**Instructions to follow**
The exercise asks you to copy every line below in which "borders" appears.
-- start of Material for this exercise --
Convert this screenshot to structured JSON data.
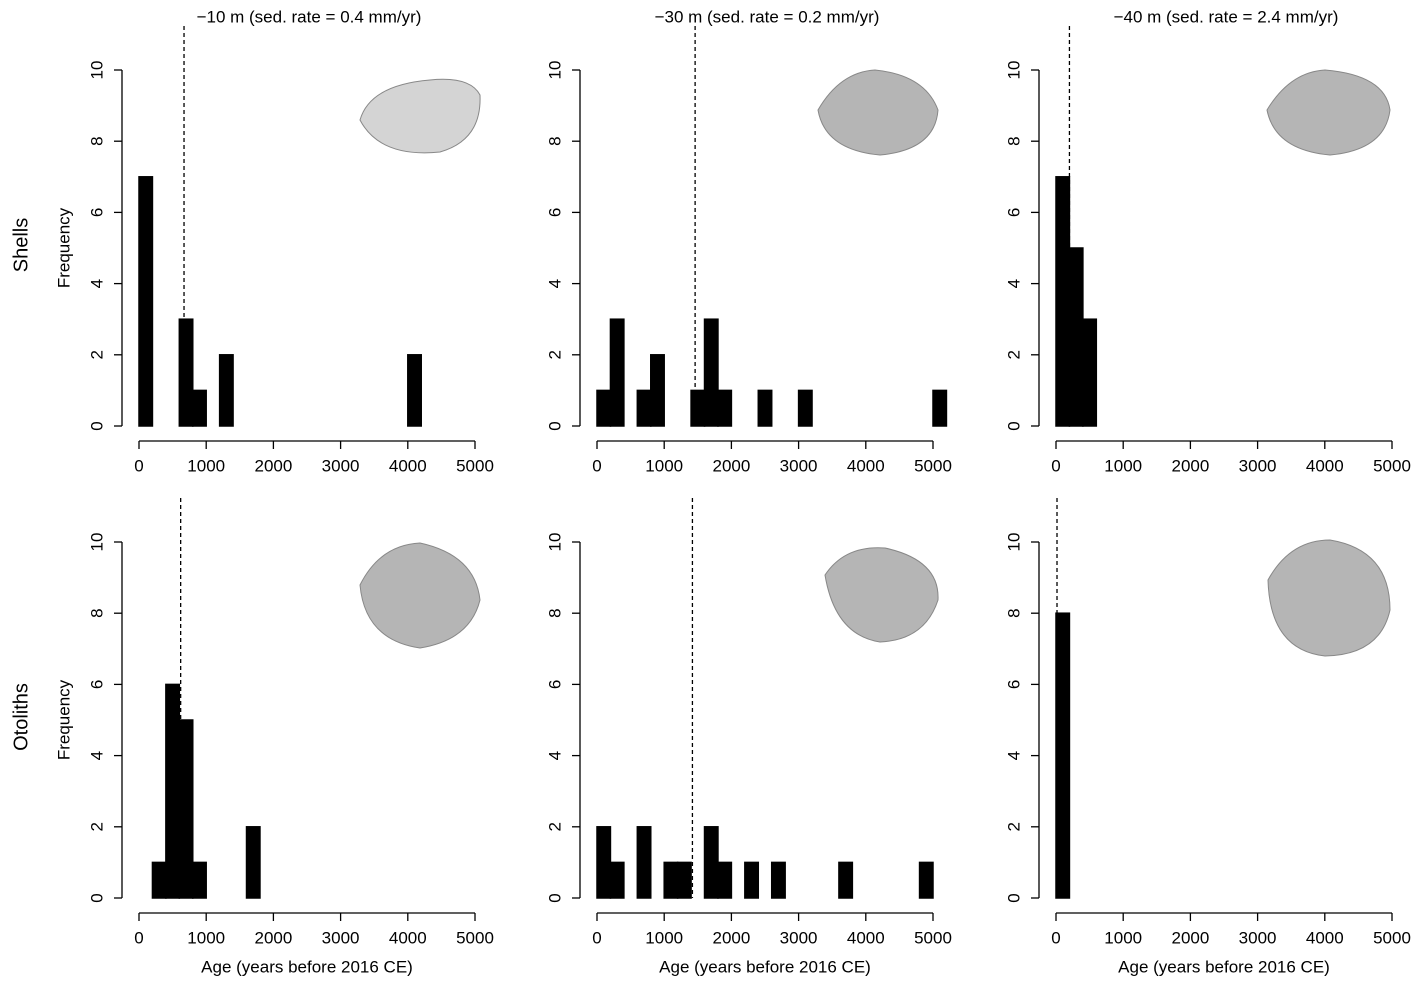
{
  "row_labels": [
    "Shells",
    "Otoliths"
  ],
  "chart_data": [
    {
      "type": "histogram",
      "title": "−10 m (sed. rate = 0.4 mm/yr)",
      "y_label": "Frequency",
      "color": "#000000",
      "bins": [
        0,
        200,
        400,
        600,
        800,
        1000,
        1200,
        1400,
        1600,
        1800,
        2000,
        2200,
        2400,
        2600,
        2800,
        3000,
        3200,
        3400,
        3600,
        3800,
        4000,
        4200,
        4400,
        4600,
        4800,
        5000
      ],
      "values": [
        7,
        0,
        0,
        3,
        1,
        0,
        2,
        0,
        0,
        0,
        0,
        0,
        0,
        0,
        0,
        0,
        0,
        0,
        0,
        0,
        2,
        0,
        0,
        0,
        0
      ],
      "reference_line": 670,
      "xlim": [
        0,
        5000
      ],
      "xticks": [
        0,
        1000,
        2000,
        3000,
        4000,
        5000
      ],
      "ylim": [
        0,
        10
      ],
      "yticks": [
        0,
        2,
        4,
        6,
        8,
        10
      ]
    },
    {
      "type": "histogram",
      "title": "−30 m (sed. rate = 0.2 mm/yr)",
      "color": "#000000",
      "bins": [
        0,
        200,
        400,
        600,
        800,
        1000,
        1200,
        1400,
        1600,
        1800,
        2000,
        2200,
        2400,
        2600,
        2800,
        3000,
        3200,
        3400,
        3600,
        3800,
        4000,
        4200,
        4400,
        4600,
        4800,
        5000,
        5200
      ],
      "values": [
        1,
        3,
        0,
        1,
        2,
        0,
        0,
        1,
        3,
        1,
        0,
        0,
        1,
        0,
        0,
        1,
        0,
        0,
        0,
        0,
        0,
        0,
        0,
        0,
        0,
        1
      ],
      "reference_line": 1460,
      "xlim": [
        0,
        5200
      ],
      "xticks": [
        0,
        1000,
        2000,
        3000,
        4000,
        5000
      ],
      "ylim": [
        0,
        10
      ],
      "yticks": [
        0,
        2,
        4,
        6,
        8,
        10
      ]
    },
    {
      "type": "histogram",
      "title": "−40 m (sed. rate = 2.4 mm/yr)",
      "color": "#000000",
      "bins": [
        0,
        200,
        400,
        600,
        800,
        1000,
        1200,
        1400,
        1600,
        1800,
        2000,
        2200,
        2400,
        2600,
        2800,
        3000,
        3200,
        3400,
        3600,
        3800,
        4000,
        4200,
        4400,
        4600,
        4800,
        5000
      ],
      "values": [
        7,
        5,
        3,
        0,
        0,
        0,
        0,
        0,
        0,
        0,
        0,
        0,
        0,
        0,
        0,
        0,
        0,
        0,
        0,
        0,
        0,
        0,
        0,
        0,
        0
      ],
      "reference_line": 200,
      "xlim": [
        0,
        5000
      ],
      "xticks": [
        0,
        1000,
        2000,
        3000,
        4000,
        5000
      ],
      "ylim": [
        0,
        10
      ],
      "yticks": [
        0,
        2,
        4,
        6,
        8,
        10
      ]
    },
    {
      "type": "histogram",
      "y_label": "Frequency",
      "x_label": "Age (years before 2016 CE)",
      "color": "#000000",
      "bins": [
        0,
        200,
        400,
        600,
        800,
        1000,
        1200,
        1400,
        1600,
        1800,
        2000,
        2200,
        2400,
        2600,
        2800,
        3000,
        3200,
        3400,
        3600,
        3800,
        4000,
        4200,
        4400,
        4600,
        4800,
        5000
      ],
      "values": [
        0,
        1,
        6,
        5,
        1,
        0,
        0,
        0,
        2,
        0,
        0,
        0,
        0,
        0,
        0,
        0,
        0,
        0,
        0,
        0,
        0,
        0,
        0,
        0,
        0
      ],
      "reference_line": 620,
      "xlim": [
        0,
        5000
      ],
      "xticks": [
        0,
        1000,
        2000,
        3000,
        4000,
        5000
      ],
      "ylim": [
        0,
        10
      ],
      "yticks": [
        0,
        2,
        4,
        6,
        8,
        10
      ]
    },
    {
      "type": "histogram",
      "x_label": "Age (years before 2016 CE)",
      "color": "#000000",
      "bins": [
        0,
        200,
        400,
        600,
        800,
        1000,
        1200,
        1400,
        1600,
        1800,
        2000,
        2200,
        2400,
        2600,
        2800,
        3000,
        3200,
        3400,
        3600,
        3800,
        4000,
        4200,
        4400,
        4600,
        4800,
        5000
      ],
      "values": [
        2,
        1,
        0,
        2,
        0,
        1,
        1,
        0,
        2,
        1,
        0,
        1,
        0,
        1,
        0,
        0,
        0,
        0,
        1,
        0,
        0,
        0,
        0,
        0,
        1
      ],
      "reference_line": 1420,
      "xlim": [
        0,
        5000
      ],
      "xticks": [
        0,
        1000,
        2000,
        3000,
        4000,
        5000
      ],
      "ylim": [
        0,
        10
      ],
      "yticks": [
        0,
        2,
        4,
        6,
        8,
        10
      ]
    },
    {
      "type": "histogram",
      "x_label": "Age (years before 2016 CE)",
      "color": "#000000",
      "bins": [
        0,
        200,
        400,
        600,
        800,
        1000,
        1200,
        1400,
        1600,
        1800,
        2000,
        2200,
        2400,
        2600,
        2800,
        3000,
        3200,
        3400,
        3600,
        3800,
        4000,
        4200,
        4400,
        4600,
        4800,
        5000
      ],
      "values": [
        8,
        0,
        0,
        0,
        0,
        0,
        0,
        0,
        0,
        0,
        0,
        0,
        0,
        0,
        0,
        0,
        0,
        0,
        0,
        0,
        0,
        0,
        0,
        0,
        0
      ],
      "reference_line": 15,
      "xlim": [
        0,
        5000
      ],
      "xticks": [
        0,
        1000,
        2000,
        3000,
        4000,
        5000
      ],
      "ylim": [
        0,
        10
      ],
      "yticks": [
        0,
        2,
        4,
        6,
        8,
        10
      ]
    }
  ]
}
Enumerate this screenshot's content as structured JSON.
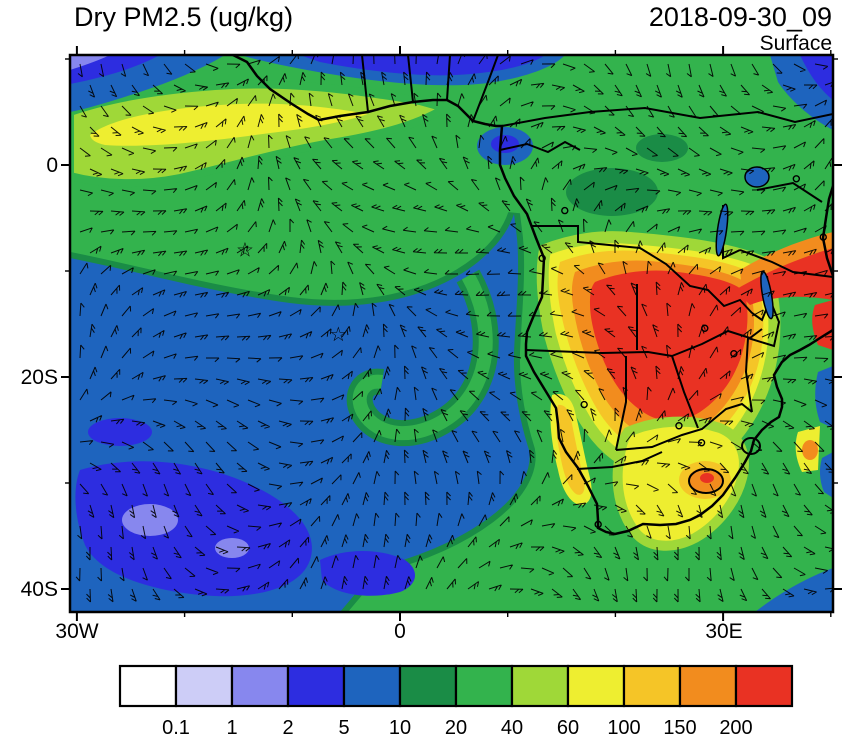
{
  "header": {
    "title": "Dry PM2.5 (ug/kg)",
    "datetime": "2018-09-30_09",
    "level": "Surface"
  },
  "axes": {
    "y_ticks": [
      {
        "label": "0",
        "lat": 0
      },
      {
        "label": "20S",
        "lat": -20
      },
      {
        "label": "40S",
        "lat": -40
      }
    ],
    "x_ticks": [
      {
        "label": "30W",
        "lon": -30
      },
      {
        "label": "0",
        "lon": 0
      },
      {
        "label": "30E",
        "lon": 30
      }
    ]
  },
  "colorbar": {
    "units": "ug/kg",
    "levels": [
      "0.1",
      "1",
      "2",
      "5",
      "10",
      "20",
      "40",
      "60",
      "100",
      "150",
      "200"
    ],
    "colors": [
      "#ffffff",
      "#cdcdf7",
      "#8787ee",
      "#2d2de0",
      "#1e64be",
      "#1a8c46",
      "#33b34d",
      "#9fd838",
      "#eeee30",
      "#f5c527",
      "#f28c1e",
      "#e93223"
    ]
  },
  "chart_data": {
    "type": "heatmap",
    "subtype": "filled-contour map with wind barbs, coastlines and country borders",
    "title": "Dry PM2.5 (ug/kg)",
    "valid_time": "2018-09-30_09",
    "level": "Surface",
    "projection": "cylindrical lat-lon, southern Africa / tropical Atlantic",
    "lon_range": [
      -30.6,
      40.2
    ],
    "lat_range": [
      -42.2,
      10.4
    ],
    "contour_levels": [
      0.1,
      1,
      2,
      5,
      10,
      20,
      40,
      60,
      100,
      150,
      200
    ],
    "palette": [
      "#ffffff",
      "#cdcdf7",
      "#8787ee",
      "#2d2de0",
      "#1e64be",
      "#1a8c46",
      "#33b34d",
      "#9fd838",
      "#eeee30",
      "#f5c527",
      "#f28c1e",
      "#e93223"
    ],
    "overlays": [
      "wind-barbs",
      "coastlines",
      "country-borders",
      "lakes",
      "city-markers",
      "star-markers"
    ],
    "station_markers": [
      {
        "symbol": "star",
        "lon": -14.4,
        "lat": -7.95
      },
      {
        "symbol": "star",
        "lon": -5.72,
        "lat": -15.96
      }
    ],
    "city_markers": [
      {
        "lon": 15.3,
        "lat": -4.3
      },
      {
        "lon": 13.2,
        "lat": -8.8
      },
      {
        "lon": 28.3,
        "lat": -15.4
      },
      {
        "lon": 31.0,
        "lat": -17.8
      },
      {
        "lon": 17.1,
        "lat": -22.6
      },
      {
        "lon": 28.0,
        "lat": -26.2
      },
      {
        "lon": 18.4,
        "lat": -33.9
      },
      {
        "lon": 39.3,
        "lat": -6.8
      },
      {
        "lon": 36.8,
        "lat": -1.3
      },
      {
        "lon": 25.9,
        "lat": -24.6
      }
    ],
    "regions": [
      {
        "region": "south-central Africa burning core (Angola-Zambia-southern DRC-Zimbabwe)",
        "pm25_ugkg": ">200"
      },
      {
        "region": "halo around burning core and Mozambique coast",
        "pm25_ugkg": "60-200"
      },
      {
        "region": "eastern South Africa / Lesotho secondary maximum",
        "pm25_ugkg": "60-150"
      },
      {
        "region": "Namibia coastal strip",
        "pm25_ugkg": "60-150"
      },
      {
        "region": "biomass smoke plume off Gulf of Guinea into tropical Atlantic",
        "pm25_ugkg": "40-100"
      },
      {
        "region": "equatorial Atlantic and Congo basin background",
        "pm25_ugkg": "10-40"
      },
      {
        "region": "subtropical South Atlantic",
        "pm25_ugkg": "2-10"
      },
      {
        "region": "far southwest ocean clean patches",
        "pm25_ugkg": "0.1-2"
      }
    ]
  }
}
-- end of Material for this exercise --
**Solution**
    "subtype": "filled-contour map with wind barbs, coastlines and country borders",
      "country-borders",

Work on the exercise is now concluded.